◆ **DIRECTION**
Every record below should be printed exactly as given.

++++++++++++++++++++

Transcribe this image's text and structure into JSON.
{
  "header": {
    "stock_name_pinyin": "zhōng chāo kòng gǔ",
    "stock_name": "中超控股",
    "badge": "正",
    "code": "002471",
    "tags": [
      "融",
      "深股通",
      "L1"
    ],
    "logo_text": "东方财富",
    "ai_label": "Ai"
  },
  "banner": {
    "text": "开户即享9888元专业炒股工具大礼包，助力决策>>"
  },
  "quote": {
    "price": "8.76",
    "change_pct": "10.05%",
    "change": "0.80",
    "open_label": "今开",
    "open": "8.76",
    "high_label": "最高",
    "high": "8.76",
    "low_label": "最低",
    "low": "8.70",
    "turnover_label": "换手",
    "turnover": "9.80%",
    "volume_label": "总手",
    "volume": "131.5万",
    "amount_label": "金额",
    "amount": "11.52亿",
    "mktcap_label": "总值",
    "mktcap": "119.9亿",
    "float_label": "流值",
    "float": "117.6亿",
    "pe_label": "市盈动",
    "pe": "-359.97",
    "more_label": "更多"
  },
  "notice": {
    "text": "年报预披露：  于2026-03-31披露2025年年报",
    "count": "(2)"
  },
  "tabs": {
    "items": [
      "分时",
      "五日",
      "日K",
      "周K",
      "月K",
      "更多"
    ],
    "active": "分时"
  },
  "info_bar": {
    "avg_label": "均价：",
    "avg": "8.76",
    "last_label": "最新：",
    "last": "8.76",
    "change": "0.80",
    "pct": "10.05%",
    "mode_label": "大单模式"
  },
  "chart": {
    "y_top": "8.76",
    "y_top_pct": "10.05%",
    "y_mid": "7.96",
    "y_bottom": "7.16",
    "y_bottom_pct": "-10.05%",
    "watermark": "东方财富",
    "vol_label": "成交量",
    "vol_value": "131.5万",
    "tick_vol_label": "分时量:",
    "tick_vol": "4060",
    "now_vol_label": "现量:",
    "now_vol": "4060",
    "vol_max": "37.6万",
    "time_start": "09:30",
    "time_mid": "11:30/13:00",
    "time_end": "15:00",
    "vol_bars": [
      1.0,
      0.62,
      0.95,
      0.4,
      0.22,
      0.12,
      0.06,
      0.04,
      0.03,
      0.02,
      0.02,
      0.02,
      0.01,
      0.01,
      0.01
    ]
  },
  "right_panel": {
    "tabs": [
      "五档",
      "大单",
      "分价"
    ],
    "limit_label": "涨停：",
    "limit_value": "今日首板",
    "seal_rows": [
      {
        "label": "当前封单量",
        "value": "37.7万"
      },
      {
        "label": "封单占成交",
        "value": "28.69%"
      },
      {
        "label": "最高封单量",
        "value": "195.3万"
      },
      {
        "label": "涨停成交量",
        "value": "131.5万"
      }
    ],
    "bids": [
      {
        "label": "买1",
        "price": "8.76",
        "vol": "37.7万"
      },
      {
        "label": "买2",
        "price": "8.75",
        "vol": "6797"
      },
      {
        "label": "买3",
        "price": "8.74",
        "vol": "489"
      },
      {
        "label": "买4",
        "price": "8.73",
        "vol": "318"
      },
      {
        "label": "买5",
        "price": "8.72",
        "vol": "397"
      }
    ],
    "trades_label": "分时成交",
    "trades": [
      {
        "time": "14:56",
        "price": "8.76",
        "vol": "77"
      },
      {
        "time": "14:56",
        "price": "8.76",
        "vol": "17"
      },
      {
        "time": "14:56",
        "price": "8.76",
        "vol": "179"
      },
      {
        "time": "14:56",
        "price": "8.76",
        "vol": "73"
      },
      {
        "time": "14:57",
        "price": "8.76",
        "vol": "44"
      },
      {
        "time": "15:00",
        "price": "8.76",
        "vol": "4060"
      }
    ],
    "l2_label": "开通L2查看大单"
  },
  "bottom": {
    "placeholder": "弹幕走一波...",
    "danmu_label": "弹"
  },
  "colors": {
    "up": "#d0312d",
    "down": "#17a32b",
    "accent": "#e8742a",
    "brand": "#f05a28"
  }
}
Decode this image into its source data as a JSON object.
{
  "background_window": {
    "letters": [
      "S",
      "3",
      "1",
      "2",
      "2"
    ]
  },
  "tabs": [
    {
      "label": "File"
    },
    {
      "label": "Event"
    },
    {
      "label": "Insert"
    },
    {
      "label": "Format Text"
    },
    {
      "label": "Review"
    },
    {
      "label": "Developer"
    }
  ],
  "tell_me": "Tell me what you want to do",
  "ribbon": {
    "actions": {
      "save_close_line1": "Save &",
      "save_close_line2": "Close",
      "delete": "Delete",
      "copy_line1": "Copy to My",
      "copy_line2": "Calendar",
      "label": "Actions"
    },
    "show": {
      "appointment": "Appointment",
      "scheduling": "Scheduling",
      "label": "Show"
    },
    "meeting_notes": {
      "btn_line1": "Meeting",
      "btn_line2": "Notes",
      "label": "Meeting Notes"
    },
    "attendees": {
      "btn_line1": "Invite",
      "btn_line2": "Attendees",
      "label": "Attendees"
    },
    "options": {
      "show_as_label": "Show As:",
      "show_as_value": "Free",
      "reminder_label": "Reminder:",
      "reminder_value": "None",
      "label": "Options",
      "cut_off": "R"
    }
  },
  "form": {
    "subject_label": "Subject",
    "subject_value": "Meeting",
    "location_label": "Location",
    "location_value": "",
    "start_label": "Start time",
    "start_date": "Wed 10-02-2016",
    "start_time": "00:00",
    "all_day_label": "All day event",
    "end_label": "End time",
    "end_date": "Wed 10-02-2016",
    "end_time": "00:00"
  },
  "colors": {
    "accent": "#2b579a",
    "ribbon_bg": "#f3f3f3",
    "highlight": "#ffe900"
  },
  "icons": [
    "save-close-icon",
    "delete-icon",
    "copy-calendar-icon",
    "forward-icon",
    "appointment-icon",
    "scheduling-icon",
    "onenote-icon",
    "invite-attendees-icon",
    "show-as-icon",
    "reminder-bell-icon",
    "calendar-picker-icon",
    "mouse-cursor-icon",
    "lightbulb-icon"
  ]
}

++++++++++++++++++++

◆ **TASK RESULT**
Transcribe this image's text and structure into JSON.
{
  "header": {
    "stock_name_pinyin": "zhōng chāo kòng gǔ",
    "stock_name": "中超控股",
    "badge": "正",
    "code": "002471",
    "tags": [
      "融",
      "深股通",
      "L1"
    ],
    "logo_text": "东方财富",
    "ai_label": "Ai"
  },
  "banner": {
    "text": "开户即享9888元专业炒股工具大礼包，助力决策>>"
  },
  "quote": {
    "price": "8.76",
    "change_pct": "10.05%",
    "change": "0.80",
    "open_label": "今开",
    "open": "8.76",
    "high_label": "最高",
    "high": "8.76",
    "low_label": "最低",
    "low": "8.70",
    "turnover_label": "换手",
    "turnover": "9.80%",
    "volume_label": "总手",
    "volume": "131.5万",
    "amount_label": "金额",
    "amount": "11.52亿",
    "mktcap_label": "总值",
    "mktcap": "119.9亿",
    "float_label": "流值",
    "float": "117.6亿",
    "pe_label": "市盈动",
    "pe": "-359.97",
    "more_label": "更多"
  },
  "notice": {
    "text": "年报预披露：  于2026-03-31披露2025年年报",
    "count": "(2)"
  },
  "tabs": {
    "items": [
      "分时",
      "五日",
      "日K",
      "周K",
      "月K",
      "更多"
    ],
    "active": "分时"
  },
  "info_bar": {
    "avg_label": "均价：",
    "avg": "8.76",
    "last_label": "最新：",
    "last": "8.76",
    "change": "0.80",
    "pct": "10.05%",
    "mode_label": "大单模式"
  },
  "chart": {
    "y_top": "8.76",
    "y_top_pct": "10.05%",
    "y_mid": "7.96",
    "y_bottom": "7.16",
    "y_bottom_pct": "-10.05%",
    "watermark": "东方财富",
    "vol_label": "成交量",
    "vol_value": "131.5万",
    "tick_vol_label": "分时量:",
    "tick_vol": "4060",
    "now_vol_label": "现量:",
    "now_vol": "4060",
    "vol_max": "37.6万",
    "time_start": "09:30",
    "time_mid": "11:30/13:00",
    "time_end": "15:00",
    "vol_bars": [
      1.0,
      0.62,
      0.95,
      0.4,
      0.22,
      0.12,
      0.06,
      0.04,
      0.03,
      0.02,
      0.02,
      0.02,
      0.01,
      0.01,
      0.01
    ]
  },
  "right_panel": {
    "tabs": [
      "五档",
      "大单",
      "分价"
    ],
    "limit_label": "涨停：",
    "limit_value": "今日首板",
    "seal_rows": [
      {
        "label": "当前封单量",
        "value": "37.7万"
      },
      {
        "label": "封单占成交",
        "value": "28.69%"
      },
      {
        "label": "最高封单量",
        "value": "195.3万"
      },
      {
        "label": "涨停成交量",
        "value": "131.5万"
      }
    ],
    "bids": [
      {
        "label": "买1",
        "price": "8.76",
        "vol": "37.7万"
      },
      {
        "label": "买2",
        "price": "8.75",
        "vol": "6797"
      },
      {
        "label": "买3",
        "price": "8.74",
        "vol": "489"
      },
      {
        "label": "买4",
        "price": "8.73",
        "vol": "318"
      },
      {
        "label": "买5",
        "price": "8.72",
        "vol": "397"
      }
    ],
    "trades_label": "分时成交",
    "trades": [
      {
        "time": "14:56",
        "price": "8.76",
        "vol": "77"
      },
      {
        "time": "14:56",
        "price": "8.76",
        "vol": "17"
      },
      {
        "time": "14:56",
        "price": "8.76",
        "vol": "179"
      },
      {
        "time": "14:56",
        "price": "8.76",
        "vol": "73"
      },
      {
        "time": "14:57",
        "price": "8.76",
        "vol": "44"
      },
      {
        "time": "15:00",
        "price": "8.76",
        "vol": "4060"
      }
    ],
    "l2_label": "开通L2查看大单"
  },
  "bottom": {
    "placeholder": "弹幕走一波...",
    "danmu_label": "弹"
  },
  "colors": {
    "up": "#d0312d",
    "down": "#17a32b",
    "accent": "#e8742a",
    "brand": "#f05a28"
  }
}
Decode this image into its source data as a JSON object.
{
  "background_window": {
    "letters": [
      "S",
      "3",
      "1",
      "2",
      "2"
    ]
  },
  "tabs": [
    {
      "label": "File"
    },
    {
      "label": "Event"
    },
    {
      "label": "Insert"
    },
    {
      "label": "Format Text"
    },
    {
      "label": "Review"
    },
    {
      "label": "Developer"
    }
  ],
  "tell_me": "Tell me what you want to do",
  "ribbon": {
    "actions": {
      "save_close_line1": "Save &",
      "save_close_line2": "Close",
      "delete": "Delete",
      "copy_line1": "Copy to My",
      "copy_line2": "Calendar",
      "label": "Actions"
    },
    "show": {
      "appointment": "Appointment",
      "scheduling": "Scheduling",
      "label": "Show"
    },
    "meeting_notes": {
      "btn_line1": "Meeting",
      "btn_line2": "Notes",
      "label": "Meeting Notes"
    },
    "attendees": {
      "btn_line1": "Invite",
      "btn_line2": "Attendees",
      "label": "Attendees"
    },
    "options": {
      "show_as_label": "Show As:",
      "show_as_value": "Free",
      "reminder_label": "Reminder:",
      "reminder_value": "None",
      "label": "Options",
      "cut_off": "R"
    }
  },
  "form": {
    "subject_label": "Subject",
    "subject_value": "Meeting",
    "location_label": "Location",
    "location_value": "",
    "start_label": "Start time",
    "start_date": "Wed 10-02-2016",
    "start_time": "00:00",
    "all_day_label": "All day event",
    "end_label": "End time",
    "end_date": "Wed 10-02-2016",
    "end_time": "00:00"
  },
  "colors": {
    "accent": "#2b579a",
    "ribbon_bg": "#f3f3f3",
    "highlight": "#ffe900"
  },
  "icons": [
    "save-close-icon",
    "delete-icon",
    "copy-calendar-icon",
    "forward-icon",
    "appointment-icon",
    "scheduling-icon",
    "onenote-icon",
    "invite-attendees-icon",
    "show-as-icon",
    "reminder-bell-icon",
    "calendar-picker-icon",
    "mouse-cursor-icon",
    "lightbulb-icon"
  ]
}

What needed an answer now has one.